◆ WHAT TO WORK ON: Locate the lines of the listing below that hold "when", then copy each of them.

Rows from a dataset
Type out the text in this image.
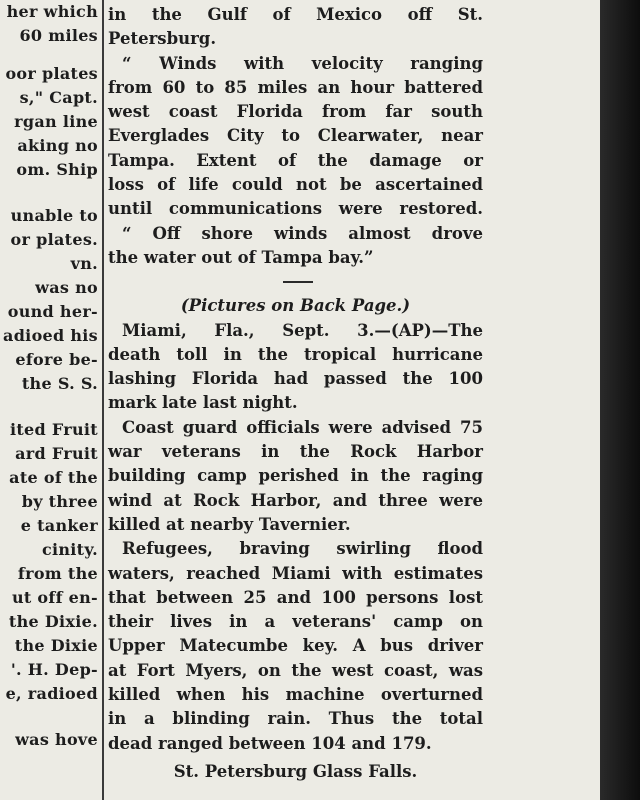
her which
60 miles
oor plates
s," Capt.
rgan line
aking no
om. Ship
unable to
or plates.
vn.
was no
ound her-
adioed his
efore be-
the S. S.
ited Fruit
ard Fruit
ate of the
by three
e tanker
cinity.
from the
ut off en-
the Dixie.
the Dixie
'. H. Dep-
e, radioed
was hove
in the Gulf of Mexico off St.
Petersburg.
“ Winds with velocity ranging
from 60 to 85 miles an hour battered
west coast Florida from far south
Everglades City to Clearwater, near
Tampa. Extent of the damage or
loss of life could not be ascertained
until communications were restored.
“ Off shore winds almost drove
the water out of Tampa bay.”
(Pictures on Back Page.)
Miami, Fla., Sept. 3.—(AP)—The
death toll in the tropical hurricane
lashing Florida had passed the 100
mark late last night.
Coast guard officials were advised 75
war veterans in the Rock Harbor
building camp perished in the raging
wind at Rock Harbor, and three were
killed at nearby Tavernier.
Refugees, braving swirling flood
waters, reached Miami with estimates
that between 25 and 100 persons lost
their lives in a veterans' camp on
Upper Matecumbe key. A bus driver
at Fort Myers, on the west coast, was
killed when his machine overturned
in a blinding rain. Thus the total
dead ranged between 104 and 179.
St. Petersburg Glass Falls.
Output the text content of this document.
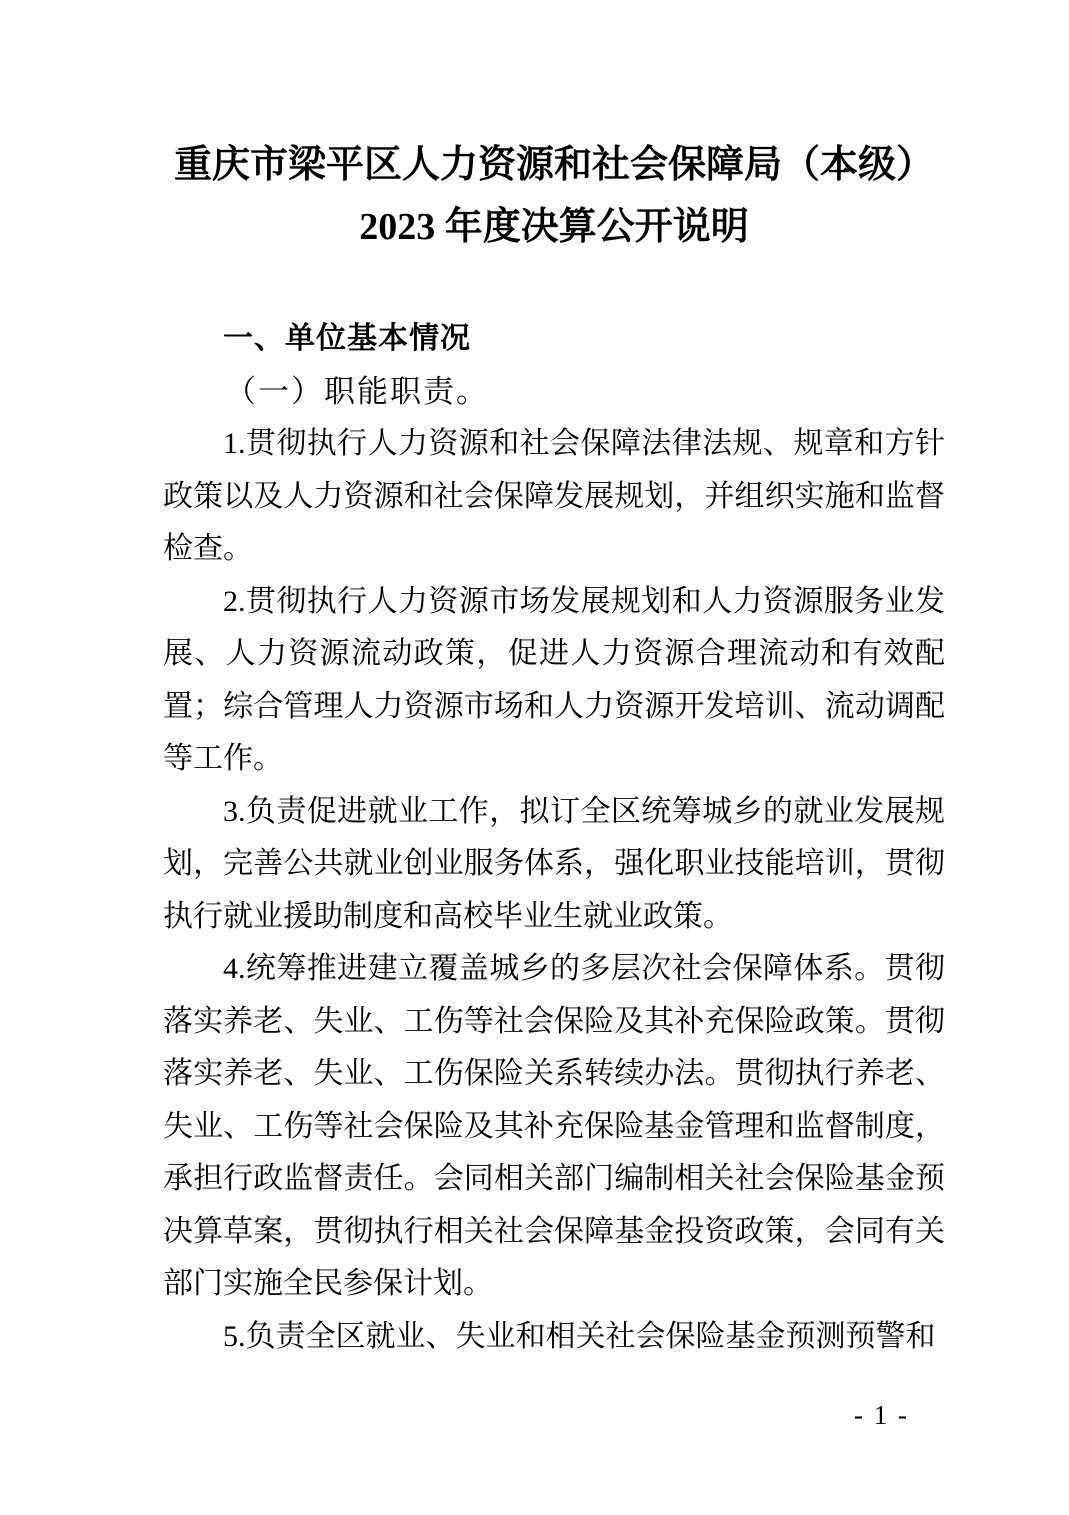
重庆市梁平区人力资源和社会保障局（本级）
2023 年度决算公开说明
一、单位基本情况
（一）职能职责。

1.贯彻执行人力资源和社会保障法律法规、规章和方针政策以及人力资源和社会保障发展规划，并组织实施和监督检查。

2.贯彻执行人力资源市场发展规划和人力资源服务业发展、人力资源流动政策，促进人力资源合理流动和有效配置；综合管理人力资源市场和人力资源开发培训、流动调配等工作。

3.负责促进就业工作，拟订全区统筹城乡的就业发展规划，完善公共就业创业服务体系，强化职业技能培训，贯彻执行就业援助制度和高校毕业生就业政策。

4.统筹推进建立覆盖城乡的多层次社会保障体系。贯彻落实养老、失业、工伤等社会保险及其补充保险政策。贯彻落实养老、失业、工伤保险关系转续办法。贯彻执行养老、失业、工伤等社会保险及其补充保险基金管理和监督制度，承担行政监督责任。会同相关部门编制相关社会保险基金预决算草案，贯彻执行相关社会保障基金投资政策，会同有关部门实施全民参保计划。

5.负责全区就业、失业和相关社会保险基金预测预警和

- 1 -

--

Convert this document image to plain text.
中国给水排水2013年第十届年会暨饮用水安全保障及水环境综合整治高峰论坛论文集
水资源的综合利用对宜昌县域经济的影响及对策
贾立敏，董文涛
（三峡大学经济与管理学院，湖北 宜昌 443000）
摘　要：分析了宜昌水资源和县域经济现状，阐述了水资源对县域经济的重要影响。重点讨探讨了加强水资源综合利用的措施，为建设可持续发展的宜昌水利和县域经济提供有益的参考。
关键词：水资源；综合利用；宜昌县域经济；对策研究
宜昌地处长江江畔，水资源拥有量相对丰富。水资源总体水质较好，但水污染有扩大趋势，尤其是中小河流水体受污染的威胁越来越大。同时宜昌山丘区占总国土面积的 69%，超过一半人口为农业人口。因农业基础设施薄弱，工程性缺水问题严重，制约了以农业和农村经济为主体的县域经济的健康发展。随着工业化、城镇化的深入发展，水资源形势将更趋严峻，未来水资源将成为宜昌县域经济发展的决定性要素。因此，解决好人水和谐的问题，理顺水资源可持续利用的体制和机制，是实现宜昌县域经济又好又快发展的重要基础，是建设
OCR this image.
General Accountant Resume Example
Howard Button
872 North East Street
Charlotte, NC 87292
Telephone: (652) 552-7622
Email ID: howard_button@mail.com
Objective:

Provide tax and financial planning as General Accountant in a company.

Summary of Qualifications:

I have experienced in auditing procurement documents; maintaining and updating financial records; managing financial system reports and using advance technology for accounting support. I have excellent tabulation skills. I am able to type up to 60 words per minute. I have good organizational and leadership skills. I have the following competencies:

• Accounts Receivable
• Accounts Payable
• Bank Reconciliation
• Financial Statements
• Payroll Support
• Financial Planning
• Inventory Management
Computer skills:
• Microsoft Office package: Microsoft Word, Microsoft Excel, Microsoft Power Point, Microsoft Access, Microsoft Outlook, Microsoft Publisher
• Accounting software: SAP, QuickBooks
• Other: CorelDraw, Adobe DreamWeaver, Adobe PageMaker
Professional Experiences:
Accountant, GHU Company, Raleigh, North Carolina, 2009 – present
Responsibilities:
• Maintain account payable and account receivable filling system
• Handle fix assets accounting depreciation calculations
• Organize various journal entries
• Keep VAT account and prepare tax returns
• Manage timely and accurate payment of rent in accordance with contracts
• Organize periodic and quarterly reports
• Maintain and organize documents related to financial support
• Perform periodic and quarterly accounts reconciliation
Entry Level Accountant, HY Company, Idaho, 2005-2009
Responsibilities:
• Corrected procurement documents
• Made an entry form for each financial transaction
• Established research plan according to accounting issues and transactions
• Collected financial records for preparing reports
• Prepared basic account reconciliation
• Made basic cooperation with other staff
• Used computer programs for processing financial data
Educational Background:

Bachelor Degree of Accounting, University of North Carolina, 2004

...

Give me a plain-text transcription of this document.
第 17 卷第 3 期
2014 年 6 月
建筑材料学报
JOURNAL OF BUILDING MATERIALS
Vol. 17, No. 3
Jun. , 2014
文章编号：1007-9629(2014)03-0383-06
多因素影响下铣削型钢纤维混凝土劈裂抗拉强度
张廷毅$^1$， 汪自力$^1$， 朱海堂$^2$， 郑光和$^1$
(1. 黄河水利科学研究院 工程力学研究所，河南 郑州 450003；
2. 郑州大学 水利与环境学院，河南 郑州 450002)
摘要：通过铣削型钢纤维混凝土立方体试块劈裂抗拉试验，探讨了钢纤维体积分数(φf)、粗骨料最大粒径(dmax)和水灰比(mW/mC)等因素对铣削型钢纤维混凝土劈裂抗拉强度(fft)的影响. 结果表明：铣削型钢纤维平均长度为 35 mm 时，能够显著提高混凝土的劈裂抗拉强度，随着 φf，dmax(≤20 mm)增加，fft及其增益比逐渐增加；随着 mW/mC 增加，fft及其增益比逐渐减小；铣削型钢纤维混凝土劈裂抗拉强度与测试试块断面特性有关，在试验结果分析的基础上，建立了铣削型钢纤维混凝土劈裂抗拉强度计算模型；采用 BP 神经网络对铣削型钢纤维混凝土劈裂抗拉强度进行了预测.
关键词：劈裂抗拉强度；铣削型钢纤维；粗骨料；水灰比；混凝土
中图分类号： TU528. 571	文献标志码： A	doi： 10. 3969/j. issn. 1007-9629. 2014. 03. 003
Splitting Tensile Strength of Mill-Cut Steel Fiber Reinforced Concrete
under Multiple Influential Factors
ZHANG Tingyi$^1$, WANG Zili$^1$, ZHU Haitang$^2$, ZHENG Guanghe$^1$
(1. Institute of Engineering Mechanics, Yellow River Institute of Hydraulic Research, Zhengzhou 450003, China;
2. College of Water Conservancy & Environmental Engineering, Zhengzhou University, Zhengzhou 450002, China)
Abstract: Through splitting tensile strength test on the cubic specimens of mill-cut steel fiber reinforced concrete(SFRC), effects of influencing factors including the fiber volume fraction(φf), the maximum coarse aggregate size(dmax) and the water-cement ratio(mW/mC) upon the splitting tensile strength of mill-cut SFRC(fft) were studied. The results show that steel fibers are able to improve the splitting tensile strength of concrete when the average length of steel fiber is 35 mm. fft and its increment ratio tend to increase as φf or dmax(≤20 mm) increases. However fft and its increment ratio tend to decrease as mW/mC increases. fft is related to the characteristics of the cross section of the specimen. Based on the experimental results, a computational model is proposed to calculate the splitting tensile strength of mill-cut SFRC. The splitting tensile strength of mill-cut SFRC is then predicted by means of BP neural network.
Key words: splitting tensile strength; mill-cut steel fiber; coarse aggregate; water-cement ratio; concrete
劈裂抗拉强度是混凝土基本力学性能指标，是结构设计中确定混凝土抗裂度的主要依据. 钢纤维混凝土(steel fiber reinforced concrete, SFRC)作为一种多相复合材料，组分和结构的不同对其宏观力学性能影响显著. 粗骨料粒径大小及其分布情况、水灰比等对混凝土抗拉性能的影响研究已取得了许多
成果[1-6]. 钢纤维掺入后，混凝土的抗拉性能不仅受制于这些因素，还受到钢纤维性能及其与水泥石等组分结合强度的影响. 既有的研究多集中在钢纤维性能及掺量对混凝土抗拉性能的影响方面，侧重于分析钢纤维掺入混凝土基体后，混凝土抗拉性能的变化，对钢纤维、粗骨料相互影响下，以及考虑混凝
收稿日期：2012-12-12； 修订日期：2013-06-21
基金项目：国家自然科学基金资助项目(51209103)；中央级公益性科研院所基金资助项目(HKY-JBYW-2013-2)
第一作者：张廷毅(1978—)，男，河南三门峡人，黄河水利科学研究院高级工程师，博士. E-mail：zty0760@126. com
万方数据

◆ CORRECT RESPONSE:
killed when his machine overturned
Abstract: Through splitting tensile strength test on the cubic specimens of mill-cut steel fiber reinforced concrete(SFRC), effects of influencing factors including the fiber volume fraction(φf), the maximum coarse aggregate size(dmax) and the water-cement ratio(mW/mC) upon the splitting tensile strength of mill-cut SFRC(fft) were studied. The results show that steel fibers are able to improve the splitting tensile strength of concrete when the average length of steel fiber is 35 mm. fft and its increment ratio tend to increase as φf or dmax(≤20 mm) increases. However fft and its increment ratio tend to decrease as mW/mC increases. fft is related to the characteristics of the cross section of the specimen. Based on the experimental results, a computational model is proposed to calculate the splitting tensile strength of mill-cut SFRC. The splitting tensile strength of mill-cut SFRC is then predicted by means of BP neural network.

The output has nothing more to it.